EXERCISE OBJECTIVE: Determine the number of lines that have the string "color" in them, and give only that number.

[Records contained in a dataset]
-- Start --

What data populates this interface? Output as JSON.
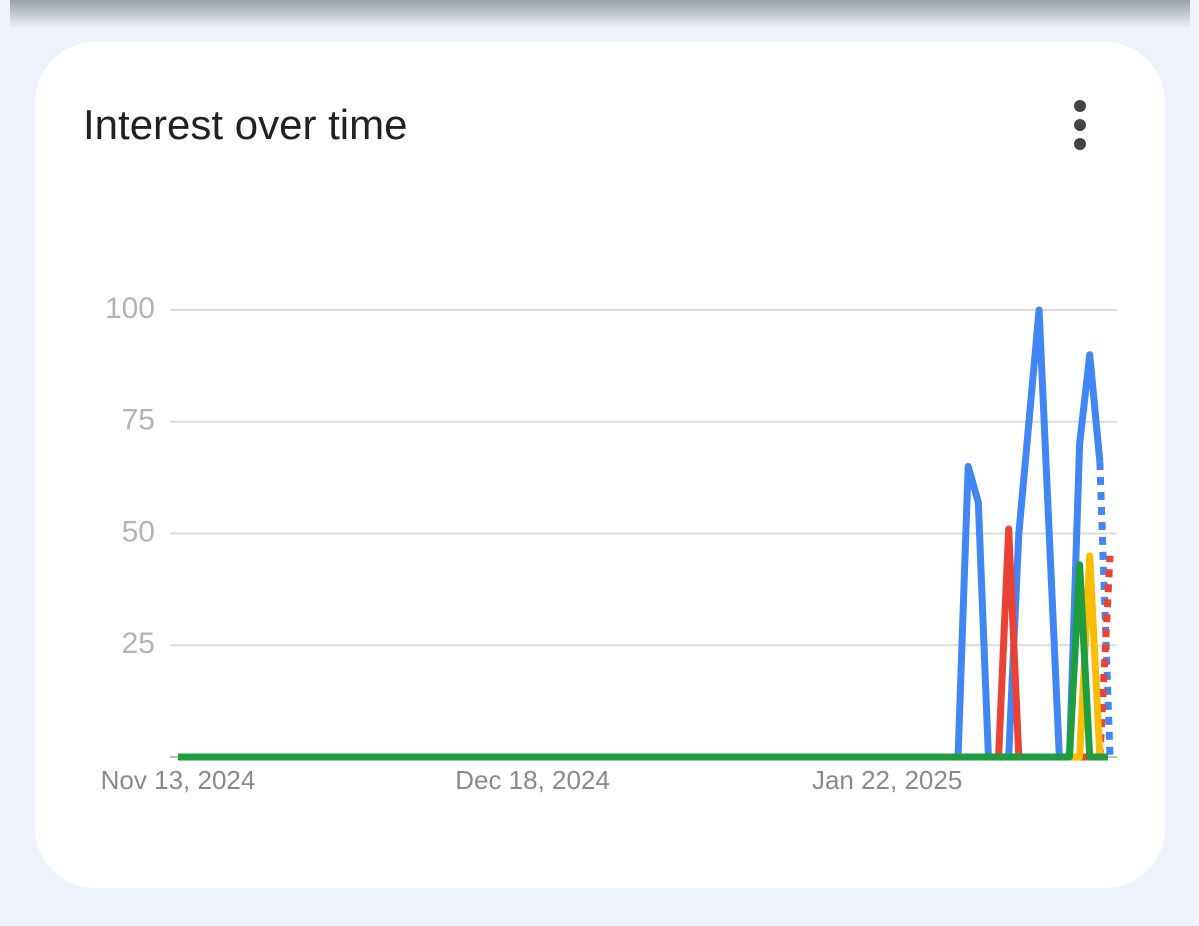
{
  "chart_data": {
    "type": "line",
    "title": "Interest over time",
    "categories": [
      "Nov 13, 2024",
      null,
      null,
      null,
      null,
      null,
      null,
      null,
      null,
      null,
      null,
      null,
      null,
      null,
      null,
      null,
      null,
      null,
      null,
      null,
      null,
      null,
      null,
      null,
      null,
      null,
      null,
      null,
      null,
      null,
      null,
      null,
      null,
      null,
      null,
      "Dec 18, 2024",
      null,
      null,
      null,
      null,
      null,
      null,
      null,
      null,
      null,
      null,
      null,
      null,
      null,
      null,
      null,
      null,
      null,
      null,
      null,
      null,
      null,
      null,
      null,
      null,
      null,
      null,
      null,
      null,
      null,
      null,
      null,
      null,
      null,
      null,
      "Jan 22, 2025",
      null,
      null,
      null,
      null,
      null,
      null,
      null,
      null,
      null,
      null,
      null,
      null,
      null,
      null,
      null,
      null,
      null,
      null,
      null,
      null,
      null,
      null
    ],
    "series": [
      {
        "color": "#4285f4",
        "values": [
          0,
          0,
          0,
          0,
          0,
          0,
          0,
          0,
          0,
          0,
          0,
          0,
          0,
          0,
          0,
          0,
          0,
          0,
          0,
          0,
          0,
          0,
          0,
          0,
          0,
          0,
          0,
          0,
          0,
          0,
          0,
          0,
          0,
          0,
          0,
          0,
          0,
          0,
          0,
          0,
          0,
          0,
          0,
          0,
          0,
          0,
          0,
          0,
          0,
          0,
          0,
          0,
          0,
          0,
          0,
          0,
          0,
          0,
          0,
          0,
          0,
          0,
          0,
          0,
          0,
          0,
          0,
          0,
          0,
          0,
          0,
          0,
          0,
          0,
          0,
          0,
          0,
          0,
          65,
          57,
          0,
          0,
          0,
          50,
          75,
          100,
          50,
          0,
          0,
          70,
          90,
          66,
          0
        ]
      },
      {
        "color": "#ea4335",
        "values": [
          0,
          0,
          0,
          0,
          0,
          0,
          0,
          0,
          0,
          0,
          0,
          0,
          0,
          0,
          0,
          0,
          0,
          0,
          0,
          0,
          0,
          0,
          0,
          0,
          0,
          0,
          0,
          0,
          0,
          0,
          0,
          0,
          0,
          0,
          0,
          0,
          0,
          0,
          0,
          0,
          0,
          0,
          0,
          0,
          0,
          0,
          0,
          0,
          0,
          0,
          0,
          0,
          0,
          0,
          0,
          0,
          0,
          0,
          0,
          0,
          0,
          0,
          0,
          0,
          0,
          0,
          0,
          0,
          0,
          0,
          0,
          0,
          0,
          0,
          0,
          0,
          0,
          0,
          0,
          0,
          0,
          0,
          51,
          0,
          0,
          0,
          0,
          0,
          0,
          0,
          0,
          0,
          45
        ]
      },
      {
        "color": "#fbbc04",
        "values": [
          0,
          0,
          0,
          0,
          0,
          0,
          0,
          0,
          0,
          0,
          0,
          0,
          0,
          0,
          0,
          0,
          0,
          0,
          0,
          0,
          0,
          0,
          0,
          0,
          0,
          0,
          0,
          0,
          0,
          0,
          0,
          0,
          0,
          0,
          0,
          0,
          0,
          0,
          0,
          0,
          0,
          0,
          0,
          0,
          0,
          0,
          0,
          0,
          0,
          0,
          0,
          0,
          0,
          0,
          0,
          0,
          0,
          0,
          0,
          0,
          0,
          0,
          0,
          0,
          0,
          0,
          0,
          0,
          0,
          0,
          0,
          0,
          0,
          0,
          0,
          0,
          0,
          0,
          0,
          0,
          0,
          0,
          0,
          0,
          0,
          0,
          0,
          0,
          0,
          0,
          45,
          0,
          0
        ]
      },
      {
        "color": "#1e9e3e",
        "values": [
          0,
          0,
          0,
          0,
          0,
          0,
          0,
          0,
          0,
          0,
          0,
          0,
          0,
          0,
          0,
          0,
          0,
          0,
          0,
          0,
          0,
          0,
          0,
          0,
          0,
          0,
          0,
          0,
          0,
          0,
          0,
          0,
          0,
          0,
          0,
          0,
          0,
          0,
          0,
          0,
          0,
          0,
          0,
          0,
          0,
          0,
          0,
          0,
          0,
          0,
          0,
          0,
          0,
          0,
          0,
          0,
          0,
          0,
          0,
          0,
          0,
          0,
          0,
          0,
          0,
          0,
          0,
          0,
          0,
          0,
          0,
          0,
          0,
          0,
          0,
          0,
          0,
          0,
          0,
          0,
          0,
          0,
          0,
          0,
          0,
          0,
          0,
          0,
          0,
          43,
          0,
          0,
          0
        ]
      }
    ],
    "ylim": [
      0,
      100
    ],
    "yticks": [
      25,
      50,
      75,
      100
    ],
    "grid": true
  }
}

-- End --

ANSWER FOR THE TASK: 4